## Given request:
Only lines holding the string "name" are wanted; copy each one from the material.

## Data to use:
######

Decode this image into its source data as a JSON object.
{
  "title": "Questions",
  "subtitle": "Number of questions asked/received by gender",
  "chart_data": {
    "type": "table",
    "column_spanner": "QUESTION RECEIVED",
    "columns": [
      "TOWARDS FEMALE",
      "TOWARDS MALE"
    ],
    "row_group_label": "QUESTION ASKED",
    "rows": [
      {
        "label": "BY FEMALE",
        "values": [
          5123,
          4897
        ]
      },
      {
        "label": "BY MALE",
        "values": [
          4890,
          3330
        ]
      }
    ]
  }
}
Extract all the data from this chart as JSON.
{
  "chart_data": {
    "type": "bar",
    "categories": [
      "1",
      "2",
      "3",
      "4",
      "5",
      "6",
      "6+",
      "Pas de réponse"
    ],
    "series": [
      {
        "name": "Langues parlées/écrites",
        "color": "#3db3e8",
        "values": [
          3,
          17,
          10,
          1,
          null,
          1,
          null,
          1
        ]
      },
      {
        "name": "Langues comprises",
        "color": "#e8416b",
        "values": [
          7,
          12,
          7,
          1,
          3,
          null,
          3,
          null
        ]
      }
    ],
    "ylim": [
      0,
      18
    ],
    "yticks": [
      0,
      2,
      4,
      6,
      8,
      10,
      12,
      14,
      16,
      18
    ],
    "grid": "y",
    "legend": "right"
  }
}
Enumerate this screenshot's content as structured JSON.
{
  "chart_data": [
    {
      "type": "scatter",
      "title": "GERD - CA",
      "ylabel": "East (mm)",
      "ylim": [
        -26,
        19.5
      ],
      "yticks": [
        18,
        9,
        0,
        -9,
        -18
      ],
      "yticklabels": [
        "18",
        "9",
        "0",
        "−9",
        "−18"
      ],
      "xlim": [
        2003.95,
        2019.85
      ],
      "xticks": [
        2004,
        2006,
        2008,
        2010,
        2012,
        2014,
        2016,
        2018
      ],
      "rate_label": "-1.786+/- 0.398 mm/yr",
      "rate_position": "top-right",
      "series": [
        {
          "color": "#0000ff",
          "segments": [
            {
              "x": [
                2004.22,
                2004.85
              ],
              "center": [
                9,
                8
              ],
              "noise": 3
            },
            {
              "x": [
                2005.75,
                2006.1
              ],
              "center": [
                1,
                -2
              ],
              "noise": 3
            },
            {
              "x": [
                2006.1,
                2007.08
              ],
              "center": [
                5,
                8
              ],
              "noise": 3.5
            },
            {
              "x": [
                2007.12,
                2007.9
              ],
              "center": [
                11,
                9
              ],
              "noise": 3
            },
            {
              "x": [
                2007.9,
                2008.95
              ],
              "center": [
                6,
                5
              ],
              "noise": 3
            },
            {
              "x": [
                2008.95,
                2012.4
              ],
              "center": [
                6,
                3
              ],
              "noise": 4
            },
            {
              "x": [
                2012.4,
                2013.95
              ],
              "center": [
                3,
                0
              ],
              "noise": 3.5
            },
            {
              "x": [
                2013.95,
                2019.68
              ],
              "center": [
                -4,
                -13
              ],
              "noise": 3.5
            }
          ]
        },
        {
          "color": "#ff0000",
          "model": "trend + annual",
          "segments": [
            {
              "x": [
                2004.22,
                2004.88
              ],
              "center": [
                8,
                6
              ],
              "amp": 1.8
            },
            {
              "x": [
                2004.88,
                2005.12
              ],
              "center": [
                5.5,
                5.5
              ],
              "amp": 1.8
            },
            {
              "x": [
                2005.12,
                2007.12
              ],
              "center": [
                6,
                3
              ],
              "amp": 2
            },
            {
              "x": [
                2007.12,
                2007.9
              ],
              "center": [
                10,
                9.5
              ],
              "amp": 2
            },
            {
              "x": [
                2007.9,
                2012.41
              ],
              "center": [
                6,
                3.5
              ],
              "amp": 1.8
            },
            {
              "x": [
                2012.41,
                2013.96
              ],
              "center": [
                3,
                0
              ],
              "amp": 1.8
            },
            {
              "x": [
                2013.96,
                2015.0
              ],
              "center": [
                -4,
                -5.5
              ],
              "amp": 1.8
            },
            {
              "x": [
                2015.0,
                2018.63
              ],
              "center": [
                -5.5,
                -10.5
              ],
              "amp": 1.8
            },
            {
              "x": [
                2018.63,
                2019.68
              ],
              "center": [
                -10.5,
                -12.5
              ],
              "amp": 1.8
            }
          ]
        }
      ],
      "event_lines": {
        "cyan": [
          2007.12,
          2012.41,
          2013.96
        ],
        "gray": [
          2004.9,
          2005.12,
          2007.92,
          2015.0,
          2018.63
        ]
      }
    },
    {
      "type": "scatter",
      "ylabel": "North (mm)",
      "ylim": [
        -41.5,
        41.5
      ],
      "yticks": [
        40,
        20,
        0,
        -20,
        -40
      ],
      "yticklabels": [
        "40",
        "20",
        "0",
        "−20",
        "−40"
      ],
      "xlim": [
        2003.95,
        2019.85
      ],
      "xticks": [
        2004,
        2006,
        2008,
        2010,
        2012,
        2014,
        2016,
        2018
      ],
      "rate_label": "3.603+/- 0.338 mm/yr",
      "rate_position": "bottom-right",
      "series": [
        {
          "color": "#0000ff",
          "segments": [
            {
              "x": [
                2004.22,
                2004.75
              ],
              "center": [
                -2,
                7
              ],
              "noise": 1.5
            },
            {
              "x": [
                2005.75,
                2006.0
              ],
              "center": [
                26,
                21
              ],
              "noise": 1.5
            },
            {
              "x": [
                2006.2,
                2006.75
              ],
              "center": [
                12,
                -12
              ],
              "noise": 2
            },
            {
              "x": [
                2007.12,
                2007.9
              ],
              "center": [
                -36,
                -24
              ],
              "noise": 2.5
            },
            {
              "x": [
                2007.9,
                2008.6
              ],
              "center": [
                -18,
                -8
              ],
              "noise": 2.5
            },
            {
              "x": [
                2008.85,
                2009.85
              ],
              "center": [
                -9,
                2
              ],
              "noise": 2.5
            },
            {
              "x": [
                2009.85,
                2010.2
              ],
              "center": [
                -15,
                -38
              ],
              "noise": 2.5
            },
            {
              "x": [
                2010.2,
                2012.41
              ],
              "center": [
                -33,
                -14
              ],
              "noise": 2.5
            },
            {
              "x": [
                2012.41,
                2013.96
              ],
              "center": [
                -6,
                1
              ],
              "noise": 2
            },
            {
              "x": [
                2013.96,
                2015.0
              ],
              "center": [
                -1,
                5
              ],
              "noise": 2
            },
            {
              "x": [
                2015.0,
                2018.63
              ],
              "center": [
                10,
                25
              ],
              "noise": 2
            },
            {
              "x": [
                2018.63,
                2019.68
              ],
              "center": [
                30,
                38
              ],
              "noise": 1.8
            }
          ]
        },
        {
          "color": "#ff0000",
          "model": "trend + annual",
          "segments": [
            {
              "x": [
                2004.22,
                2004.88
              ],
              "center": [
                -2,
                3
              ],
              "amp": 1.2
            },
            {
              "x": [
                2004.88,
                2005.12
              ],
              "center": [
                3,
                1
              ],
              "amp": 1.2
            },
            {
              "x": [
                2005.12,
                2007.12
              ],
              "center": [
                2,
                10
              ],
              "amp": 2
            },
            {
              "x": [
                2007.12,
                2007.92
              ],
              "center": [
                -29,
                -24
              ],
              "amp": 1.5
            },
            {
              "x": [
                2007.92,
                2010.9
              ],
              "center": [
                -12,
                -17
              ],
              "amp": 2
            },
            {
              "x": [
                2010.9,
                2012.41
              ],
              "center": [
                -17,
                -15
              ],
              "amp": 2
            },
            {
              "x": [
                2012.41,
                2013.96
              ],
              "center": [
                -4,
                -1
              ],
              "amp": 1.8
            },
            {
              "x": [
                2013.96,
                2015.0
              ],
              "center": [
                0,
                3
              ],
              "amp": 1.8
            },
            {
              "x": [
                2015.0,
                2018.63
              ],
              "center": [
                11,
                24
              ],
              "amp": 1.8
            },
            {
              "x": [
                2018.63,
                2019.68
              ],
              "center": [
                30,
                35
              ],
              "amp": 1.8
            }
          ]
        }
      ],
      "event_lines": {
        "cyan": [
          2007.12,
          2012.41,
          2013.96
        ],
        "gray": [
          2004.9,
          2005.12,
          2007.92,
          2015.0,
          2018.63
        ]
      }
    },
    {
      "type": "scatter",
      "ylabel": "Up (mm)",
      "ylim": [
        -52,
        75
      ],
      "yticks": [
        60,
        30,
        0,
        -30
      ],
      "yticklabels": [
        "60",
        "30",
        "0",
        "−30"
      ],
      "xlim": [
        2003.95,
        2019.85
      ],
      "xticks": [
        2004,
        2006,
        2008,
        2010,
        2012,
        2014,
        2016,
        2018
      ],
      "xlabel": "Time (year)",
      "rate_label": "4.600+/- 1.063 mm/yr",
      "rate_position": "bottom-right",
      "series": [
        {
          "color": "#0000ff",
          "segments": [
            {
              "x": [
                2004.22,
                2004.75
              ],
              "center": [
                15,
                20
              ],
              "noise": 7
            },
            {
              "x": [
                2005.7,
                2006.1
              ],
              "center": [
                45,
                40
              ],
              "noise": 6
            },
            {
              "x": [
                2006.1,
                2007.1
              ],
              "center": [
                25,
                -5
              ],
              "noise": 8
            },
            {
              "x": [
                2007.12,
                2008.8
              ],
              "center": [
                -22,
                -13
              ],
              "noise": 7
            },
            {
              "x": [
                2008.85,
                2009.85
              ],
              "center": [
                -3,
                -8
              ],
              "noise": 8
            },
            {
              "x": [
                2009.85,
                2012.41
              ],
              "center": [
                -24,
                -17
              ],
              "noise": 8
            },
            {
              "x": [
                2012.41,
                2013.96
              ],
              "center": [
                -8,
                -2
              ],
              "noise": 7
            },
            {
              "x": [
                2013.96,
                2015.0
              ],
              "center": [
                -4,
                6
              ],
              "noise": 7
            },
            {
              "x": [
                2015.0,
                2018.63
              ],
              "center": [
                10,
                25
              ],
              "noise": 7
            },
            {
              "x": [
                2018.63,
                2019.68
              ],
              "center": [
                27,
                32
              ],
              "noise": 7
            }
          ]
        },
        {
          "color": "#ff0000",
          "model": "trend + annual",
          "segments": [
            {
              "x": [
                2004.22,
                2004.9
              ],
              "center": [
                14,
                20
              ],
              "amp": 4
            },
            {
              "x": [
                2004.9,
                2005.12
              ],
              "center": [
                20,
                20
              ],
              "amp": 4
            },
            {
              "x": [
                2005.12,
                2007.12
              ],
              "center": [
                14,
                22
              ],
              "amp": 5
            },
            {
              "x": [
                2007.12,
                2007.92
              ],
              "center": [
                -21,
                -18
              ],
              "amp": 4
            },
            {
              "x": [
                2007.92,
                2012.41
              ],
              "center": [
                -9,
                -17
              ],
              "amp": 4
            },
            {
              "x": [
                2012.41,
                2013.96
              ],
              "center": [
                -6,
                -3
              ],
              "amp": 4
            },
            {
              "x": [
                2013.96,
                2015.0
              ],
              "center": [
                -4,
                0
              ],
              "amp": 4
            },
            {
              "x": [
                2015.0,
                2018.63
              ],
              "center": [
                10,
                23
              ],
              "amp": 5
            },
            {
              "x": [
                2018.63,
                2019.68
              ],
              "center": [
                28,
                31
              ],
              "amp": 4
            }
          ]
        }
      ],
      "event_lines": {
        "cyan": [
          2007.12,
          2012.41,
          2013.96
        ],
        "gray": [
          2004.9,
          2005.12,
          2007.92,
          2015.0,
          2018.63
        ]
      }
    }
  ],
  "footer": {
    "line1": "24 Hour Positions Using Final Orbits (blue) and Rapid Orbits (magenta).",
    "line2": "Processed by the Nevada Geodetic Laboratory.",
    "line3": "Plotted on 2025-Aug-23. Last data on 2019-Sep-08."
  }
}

######

## Task output:
        "name": "Langues parlées/écrites",
        "name": "Langues comprises",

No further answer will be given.